> [TASK INSTRUCTIONS]: Below is a block of records; repeat each one exactly.

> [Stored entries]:
------------------------------------
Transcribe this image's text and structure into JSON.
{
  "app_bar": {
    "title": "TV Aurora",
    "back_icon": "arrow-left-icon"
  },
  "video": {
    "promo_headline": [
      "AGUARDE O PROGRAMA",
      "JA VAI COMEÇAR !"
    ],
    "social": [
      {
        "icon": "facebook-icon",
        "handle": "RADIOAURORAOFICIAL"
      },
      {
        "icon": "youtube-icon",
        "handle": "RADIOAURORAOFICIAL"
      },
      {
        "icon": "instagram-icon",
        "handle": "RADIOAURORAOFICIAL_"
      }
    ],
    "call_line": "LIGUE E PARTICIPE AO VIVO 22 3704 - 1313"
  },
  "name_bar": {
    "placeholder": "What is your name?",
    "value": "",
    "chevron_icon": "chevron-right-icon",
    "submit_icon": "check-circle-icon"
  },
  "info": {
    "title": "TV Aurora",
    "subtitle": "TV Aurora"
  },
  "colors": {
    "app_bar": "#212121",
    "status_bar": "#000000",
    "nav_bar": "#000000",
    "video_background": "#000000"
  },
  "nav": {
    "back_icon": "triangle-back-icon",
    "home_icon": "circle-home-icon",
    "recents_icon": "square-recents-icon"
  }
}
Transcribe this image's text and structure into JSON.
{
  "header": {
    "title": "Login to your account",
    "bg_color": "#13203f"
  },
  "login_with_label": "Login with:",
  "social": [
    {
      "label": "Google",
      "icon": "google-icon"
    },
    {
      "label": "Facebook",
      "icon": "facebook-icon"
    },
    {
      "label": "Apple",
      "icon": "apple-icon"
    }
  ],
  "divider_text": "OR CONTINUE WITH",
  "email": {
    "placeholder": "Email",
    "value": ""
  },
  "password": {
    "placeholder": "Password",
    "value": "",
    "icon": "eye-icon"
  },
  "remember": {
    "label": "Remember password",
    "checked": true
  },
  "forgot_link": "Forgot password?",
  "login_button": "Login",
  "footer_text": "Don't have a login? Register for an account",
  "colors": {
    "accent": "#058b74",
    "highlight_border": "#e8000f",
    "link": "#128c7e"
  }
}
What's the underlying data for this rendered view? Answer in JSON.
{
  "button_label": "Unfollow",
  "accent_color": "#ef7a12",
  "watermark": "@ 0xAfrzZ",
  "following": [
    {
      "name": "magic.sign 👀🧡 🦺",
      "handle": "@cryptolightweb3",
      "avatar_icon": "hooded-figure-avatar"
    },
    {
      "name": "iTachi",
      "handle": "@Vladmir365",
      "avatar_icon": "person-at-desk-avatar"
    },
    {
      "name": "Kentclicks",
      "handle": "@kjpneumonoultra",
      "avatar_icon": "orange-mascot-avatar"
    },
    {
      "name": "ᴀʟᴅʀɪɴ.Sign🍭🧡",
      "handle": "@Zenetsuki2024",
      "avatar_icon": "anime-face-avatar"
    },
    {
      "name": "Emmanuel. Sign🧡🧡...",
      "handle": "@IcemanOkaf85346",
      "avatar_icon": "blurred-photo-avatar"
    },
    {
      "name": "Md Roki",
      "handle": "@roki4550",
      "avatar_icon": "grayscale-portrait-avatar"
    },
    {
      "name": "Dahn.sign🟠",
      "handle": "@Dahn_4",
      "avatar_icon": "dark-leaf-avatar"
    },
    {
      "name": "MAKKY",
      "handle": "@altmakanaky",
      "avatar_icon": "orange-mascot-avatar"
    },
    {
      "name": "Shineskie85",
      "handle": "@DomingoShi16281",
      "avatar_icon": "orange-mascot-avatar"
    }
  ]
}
------------------------------------
> [ANSWER TO THE PROBLEM]:
Transcribe this image's text and structure into JSON.
{
  "app_bar": {
    "title": "TV Aurora",
    "back_icon": "arrow-left-icon"
  },
  "video": {
    "promo_headline": [
      "AGUARDE O PROGRAMA",
      "JA VAI COMEÇAR !"
    ],
    "social": [
      {
        "icon": "facebook-icon",
        "handle": "RADIOAURORAOFICIAL"
      },
      {
        "icon": "youtube-icon",
        "handle": "RADIOAURORAOFICIAL"
      },
      {
        "icon": "instagram-icon",
        "handle": "RADIOAURORAOFICIAL_"
      }
    ],
    "call_line": "LIGUE E PARTICIPE AO VIVO 22 3704 - 1313"
  },
  "name_bar": {
    "placeholder": "What is your name?",
    "value": "",
    "chevron_icon": "chevron-right-icon",
    "submit_icon": "check-circle-icon"
  },
  "info": {
    "title": "TV Aurora",
    "subtitle": "TV Aurora"
  },
  "colors": {
    "app_bar": "#212121",
    "status_bar": "#000000",
    "nav_bar": "#000000",
    "video_background": "#000000"
  },
  "nav": {
    "back_icon": "triangle-back-icon",
    "home_icon": "circle-home-icon",
    "recents_icon": "square-recents-icon"
  }
}
Transcribe this image's text and structure into JSON.
{
  "header": {
    "title": "Login to your account",
    "bg_color": "#13203f"
  },
  "login_with_label": "Login with:",
  "social": [
    {
      "label": "Google",
      "icon": "google-icon"
    },
    {
      "label": "Facebook",
      "icon": "facebook-icon"
    },
    {
      "label": "Apple",
      "icon": "apple-icon"
    }
  ],
  "divider_text": "OR CONTINUE WITH",
  "email": {
    "placeholder": "Email",
    "value": ""
  },
  "password": {
    "placeholder": "Password",
    "value": "",
    "icon": "eye-icon"
  },
  "remember": {
    "label": "Remember password",
    "checked": true
  },
  "forgot_link": "Forgot password?",
  "login_button": "Login",
  "footer_text": "Don't have a login? Register for an account",
  "colors": {
    "accent": "#058b74",
    "highlight_border": "#e8000f",
    "link": "#128c7e"
  }
}
What's the underlying data for this rendered view? Answer in JSON.
{
  "button_label": "Unfollow",
  "accent_color": "#ef7a12",
  "watermark": "@ 0xAfrzZ",
  "following": [
    {
      "name": "magic.sign 👀🧡 🦺",
      "handle": "@cryptolightweb3",
      "avatar_icon": "hooded-figure-avatar"
    },
    {
      "name": "iTachi",
      "handle": "@Vladmir365",
      "avatar_icon": "person-at-desk-avatar"
    },
    {
      "name": "Kentclicks",
      "handle": "@kjpneumonoultra",
      "avatar_icon": "orange-mascot-avatar"
    },
    {
      "name": "ᴀʟᴅʀɪɴ.Sign🍭🧡",
      "handle": "@Zenetsuki2024",
      "avatar_icon": "anime-face-avatar"
    },
    {
      "name": "Emmanuel. Sign🧡🧡...",
      "handle": "@IcemanOkaf85346",
      "avatar_icon": "blurred-photo-avatar"
    },
    {
      "name": "Md Roki",
      "handle": "@roki4550",
      "avatar_icon": "grayscale-portrait-avatar"
    },
    {
      "name": "Dahn.sign🟠",
      "handle": "@Dahn_4",
      "avatar_icon": "dark-leaf-avatar"
    },
    {
      "name": "MAKKY",
      "handle": "@altmakanaky",
      "avatar_icon": "orange-mascot-avatar"
    },
    {
      "name": "Shineskie85",
      "handle": "@DomingoShi16281",
      "avatar_icon": "orange-mascot-avatar"
    }
  ]
}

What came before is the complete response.